-- start --

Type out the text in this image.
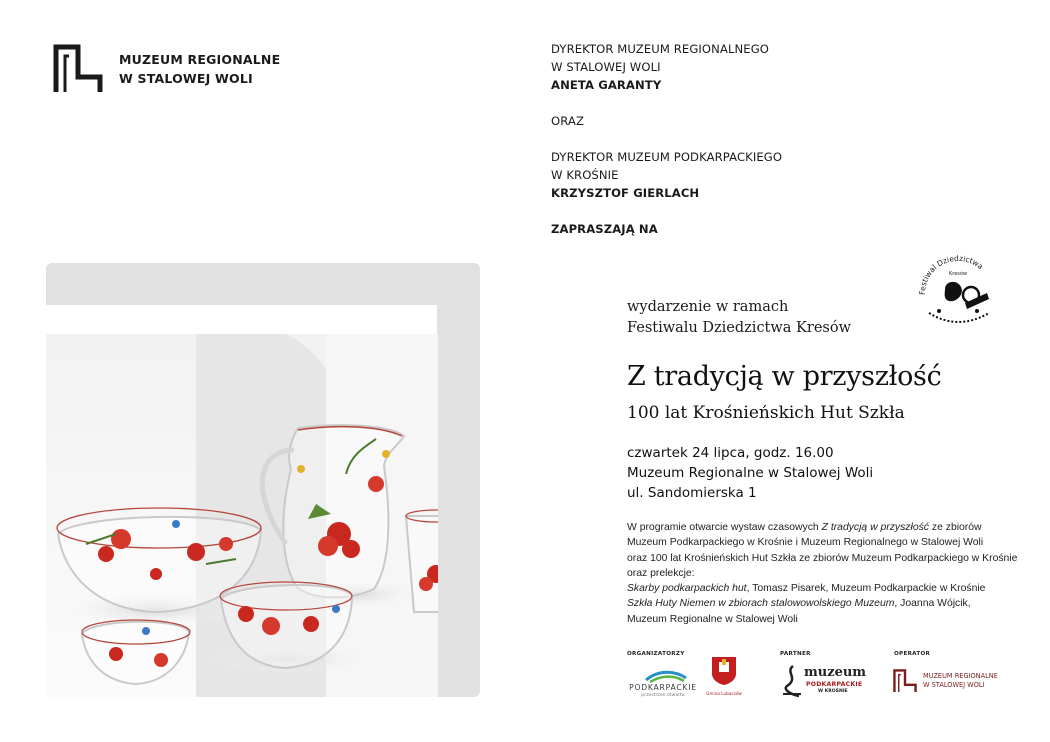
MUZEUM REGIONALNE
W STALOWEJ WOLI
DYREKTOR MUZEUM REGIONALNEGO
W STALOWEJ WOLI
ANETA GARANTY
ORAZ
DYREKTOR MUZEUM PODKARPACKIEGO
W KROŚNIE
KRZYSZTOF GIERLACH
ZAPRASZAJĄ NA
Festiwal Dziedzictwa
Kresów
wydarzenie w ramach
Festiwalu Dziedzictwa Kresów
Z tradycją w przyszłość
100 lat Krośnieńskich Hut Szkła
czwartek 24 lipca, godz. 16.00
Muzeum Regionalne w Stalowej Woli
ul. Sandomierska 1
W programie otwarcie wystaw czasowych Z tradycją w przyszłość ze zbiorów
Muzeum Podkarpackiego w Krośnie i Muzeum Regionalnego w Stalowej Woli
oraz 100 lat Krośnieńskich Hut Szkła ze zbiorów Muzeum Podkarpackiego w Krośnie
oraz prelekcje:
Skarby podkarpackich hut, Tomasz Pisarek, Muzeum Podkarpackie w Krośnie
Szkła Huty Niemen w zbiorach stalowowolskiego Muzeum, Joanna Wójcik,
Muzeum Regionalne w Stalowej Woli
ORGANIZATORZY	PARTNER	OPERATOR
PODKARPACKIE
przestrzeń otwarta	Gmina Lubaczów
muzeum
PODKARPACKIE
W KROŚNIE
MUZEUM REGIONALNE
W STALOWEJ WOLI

-- end --

» **Exercise**: Quote the data above in full and without alteration; skip the pictures.

» **Reply**:
Type out the text in this image.
MUZEUM REGIONALNE
W STALOWEJ WOLI
DYREKTOR MUZEUM REGIONALNEGO
W STALOWEJ WOLI
ANETA GARANTY
ORAZ
DYREKTOR MUZEUM PODKARPACKIEGO
W KROŚNIE
KRZYSZTOF GIERLACH
ZAPRASZAJĄ NA
Festiwal Dziedzictwa
Kresów
wydarzenie w ramach
Festiwalu Dziedzictwa Kresów
Z tradycją w przyszłość
100 lat Krośnieńskich Hut Szkła
czwartek 24 lipca, godz. 16.00
Muzeum Regionalne w Stalowej Woli
ul. Sandomierska 1
W programie otwarcie wystaw czasowych Z tradycją w przyszłość ze zbiorów
Muzeum Podkarpackiego w Krośnie i Muzeum Regionalnego w Stalowej Woli
oraz 100 lat Krośnieńskich Hut Szkła ze zbiorów Muzeum Podkarpackiego w Krośnie
oraz prelekcje:
Skarby podkarpackich hut, Tomasz Pisarek, Muzeum Podkarpackie w Krośnie
Szkła Huty Niemen w zbiorach stalowowolskiego Muzeum, Joanna Wójcik,
Muzeum Regionalne w Stalowej Woli
ORGANIZATORZY	PARTNER	OPERATOR
PODKARPACKIE
przestrzeń otwarta	Gmina Lubaczów
muzeum
PODKARPACKIE
W KROŚNIE
MUZEUM REGIONALNE
W STALOWEJ WOLI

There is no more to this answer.